* WORK TO BE COMPLETED *
In the entries, find all lines that hold the word "date" and copy them.

[Figure collection entries]
▼▼▼
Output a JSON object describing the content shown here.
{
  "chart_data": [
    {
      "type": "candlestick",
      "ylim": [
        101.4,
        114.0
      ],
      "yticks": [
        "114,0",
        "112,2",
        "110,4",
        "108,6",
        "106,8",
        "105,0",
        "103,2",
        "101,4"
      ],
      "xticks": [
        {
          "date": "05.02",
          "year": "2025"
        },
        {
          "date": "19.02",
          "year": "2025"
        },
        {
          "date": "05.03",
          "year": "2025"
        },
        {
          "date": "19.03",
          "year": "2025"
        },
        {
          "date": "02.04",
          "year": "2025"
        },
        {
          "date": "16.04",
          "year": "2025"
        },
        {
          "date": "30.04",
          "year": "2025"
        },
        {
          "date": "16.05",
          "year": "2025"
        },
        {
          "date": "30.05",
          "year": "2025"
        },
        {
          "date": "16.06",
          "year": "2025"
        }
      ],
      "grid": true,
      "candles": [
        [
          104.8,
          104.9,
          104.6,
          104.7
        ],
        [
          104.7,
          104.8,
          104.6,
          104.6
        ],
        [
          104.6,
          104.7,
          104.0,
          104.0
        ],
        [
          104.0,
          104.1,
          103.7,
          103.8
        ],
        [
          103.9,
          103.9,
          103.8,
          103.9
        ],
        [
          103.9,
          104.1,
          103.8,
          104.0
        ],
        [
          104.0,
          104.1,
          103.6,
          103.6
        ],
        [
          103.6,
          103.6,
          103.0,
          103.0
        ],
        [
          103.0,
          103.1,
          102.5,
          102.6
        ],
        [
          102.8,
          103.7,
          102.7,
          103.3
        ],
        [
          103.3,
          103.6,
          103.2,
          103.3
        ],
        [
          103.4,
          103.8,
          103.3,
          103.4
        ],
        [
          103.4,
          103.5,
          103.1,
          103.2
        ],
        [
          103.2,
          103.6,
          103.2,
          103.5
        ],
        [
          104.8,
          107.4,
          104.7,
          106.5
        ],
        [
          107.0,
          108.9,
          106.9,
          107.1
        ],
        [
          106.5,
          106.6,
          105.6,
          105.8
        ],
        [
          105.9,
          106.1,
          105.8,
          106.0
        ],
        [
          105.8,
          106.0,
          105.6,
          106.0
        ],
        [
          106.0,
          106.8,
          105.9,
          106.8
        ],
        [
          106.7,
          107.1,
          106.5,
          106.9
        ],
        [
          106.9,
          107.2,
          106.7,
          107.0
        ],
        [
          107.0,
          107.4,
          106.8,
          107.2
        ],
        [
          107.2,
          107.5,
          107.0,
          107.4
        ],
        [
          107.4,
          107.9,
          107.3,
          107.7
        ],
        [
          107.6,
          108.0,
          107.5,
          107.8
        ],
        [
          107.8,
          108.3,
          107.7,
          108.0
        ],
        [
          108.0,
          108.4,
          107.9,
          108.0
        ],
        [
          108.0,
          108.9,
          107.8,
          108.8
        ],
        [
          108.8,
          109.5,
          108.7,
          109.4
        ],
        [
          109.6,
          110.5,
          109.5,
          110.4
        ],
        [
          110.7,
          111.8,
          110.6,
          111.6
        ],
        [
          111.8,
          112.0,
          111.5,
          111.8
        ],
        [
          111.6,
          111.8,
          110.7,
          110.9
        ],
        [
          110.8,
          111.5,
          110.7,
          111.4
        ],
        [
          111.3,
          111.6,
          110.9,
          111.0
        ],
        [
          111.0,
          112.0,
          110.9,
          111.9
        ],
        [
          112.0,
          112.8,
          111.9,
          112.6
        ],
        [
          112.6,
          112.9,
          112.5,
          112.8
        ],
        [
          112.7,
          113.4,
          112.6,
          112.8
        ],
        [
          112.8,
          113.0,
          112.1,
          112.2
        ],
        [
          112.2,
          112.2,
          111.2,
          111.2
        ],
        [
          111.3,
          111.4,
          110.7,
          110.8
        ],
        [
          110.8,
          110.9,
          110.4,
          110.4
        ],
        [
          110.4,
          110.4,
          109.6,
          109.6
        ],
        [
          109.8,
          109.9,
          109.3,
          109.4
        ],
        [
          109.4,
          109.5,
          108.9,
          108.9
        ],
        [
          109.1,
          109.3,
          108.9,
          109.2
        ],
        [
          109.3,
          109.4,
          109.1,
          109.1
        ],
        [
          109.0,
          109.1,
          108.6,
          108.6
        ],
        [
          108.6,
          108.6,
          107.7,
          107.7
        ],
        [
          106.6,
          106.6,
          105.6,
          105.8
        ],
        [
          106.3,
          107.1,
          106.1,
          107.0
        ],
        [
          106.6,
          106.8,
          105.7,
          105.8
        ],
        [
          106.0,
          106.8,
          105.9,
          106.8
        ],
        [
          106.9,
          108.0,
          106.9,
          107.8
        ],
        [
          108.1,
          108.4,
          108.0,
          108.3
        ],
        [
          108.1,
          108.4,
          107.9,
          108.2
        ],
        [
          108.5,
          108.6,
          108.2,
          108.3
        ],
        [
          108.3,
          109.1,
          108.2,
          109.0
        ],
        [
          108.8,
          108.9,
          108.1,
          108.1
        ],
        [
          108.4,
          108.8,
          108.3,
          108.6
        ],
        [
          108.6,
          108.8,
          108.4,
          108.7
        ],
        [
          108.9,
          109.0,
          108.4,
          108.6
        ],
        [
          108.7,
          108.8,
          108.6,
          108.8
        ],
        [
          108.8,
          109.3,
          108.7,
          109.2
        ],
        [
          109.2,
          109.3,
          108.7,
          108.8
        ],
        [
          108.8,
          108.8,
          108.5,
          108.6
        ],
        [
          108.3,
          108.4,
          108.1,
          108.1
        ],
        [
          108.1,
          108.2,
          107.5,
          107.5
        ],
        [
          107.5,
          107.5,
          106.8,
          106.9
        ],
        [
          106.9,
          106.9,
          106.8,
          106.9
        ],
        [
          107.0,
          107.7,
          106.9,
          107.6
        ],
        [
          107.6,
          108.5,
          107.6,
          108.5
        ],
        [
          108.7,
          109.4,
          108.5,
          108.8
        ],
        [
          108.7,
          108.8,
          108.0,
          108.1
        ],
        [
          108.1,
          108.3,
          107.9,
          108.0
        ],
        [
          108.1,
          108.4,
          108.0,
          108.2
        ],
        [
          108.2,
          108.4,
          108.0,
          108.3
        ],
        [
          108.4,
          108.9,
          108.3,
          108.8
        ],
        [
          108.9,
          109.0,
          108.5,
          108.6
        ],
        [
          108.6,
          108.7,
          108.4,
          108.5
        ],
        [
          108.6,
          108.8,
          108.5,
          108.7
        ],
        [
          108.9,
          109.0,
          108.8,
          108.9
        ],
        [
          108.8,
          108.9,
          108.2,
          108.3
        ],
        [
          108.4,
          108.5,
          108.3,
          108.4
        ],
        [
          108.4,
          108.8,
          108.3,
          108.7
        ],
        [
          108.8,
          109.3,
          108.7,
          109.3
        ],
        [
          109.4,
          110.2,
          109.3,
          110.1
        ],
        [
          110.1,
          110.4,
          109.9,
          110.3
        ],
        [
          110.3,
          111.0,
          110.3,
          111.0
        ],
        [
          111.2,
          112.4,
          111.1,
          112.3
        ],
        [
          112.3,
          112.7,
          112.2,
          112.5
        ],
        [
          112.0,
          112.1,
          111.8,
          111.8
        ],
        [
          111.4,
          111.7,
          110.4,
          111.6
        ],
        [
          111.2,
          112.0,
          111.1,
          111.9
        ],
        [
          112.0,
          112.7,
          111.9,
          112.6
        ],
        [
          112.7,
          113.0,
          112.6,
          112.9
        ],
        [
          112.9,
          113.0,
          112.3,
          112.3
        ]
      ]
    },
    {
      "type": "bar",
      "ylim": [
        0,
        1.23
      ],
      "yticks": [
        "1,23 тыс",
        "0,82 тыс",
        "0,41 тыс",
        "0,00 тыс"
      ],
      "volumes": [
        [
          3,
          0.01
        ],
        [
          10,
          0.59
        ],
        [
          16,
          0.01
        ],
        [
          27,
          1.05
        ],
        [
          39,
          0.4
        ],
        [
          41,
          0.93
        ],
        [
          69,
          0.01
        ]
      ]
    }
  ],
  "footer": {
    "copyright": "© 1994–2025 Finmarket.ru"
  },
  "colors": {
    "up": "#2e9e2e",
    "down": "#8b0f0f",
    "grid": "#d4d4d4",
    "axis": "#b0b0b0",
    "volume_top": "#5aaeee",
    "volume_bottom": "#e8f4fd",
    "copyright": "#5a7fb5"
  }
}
▲▲▲
* FINISHED EXERCISE *
          "date": "05.02",
          "date": "19.02",
          "date": "05.03",
          "date": "19.03",
          "date": "02.04",
          "date": "16.04",
          "date": "30.04",
          "date": "16.05",
          "date": "30.05",
          "date": "16.06",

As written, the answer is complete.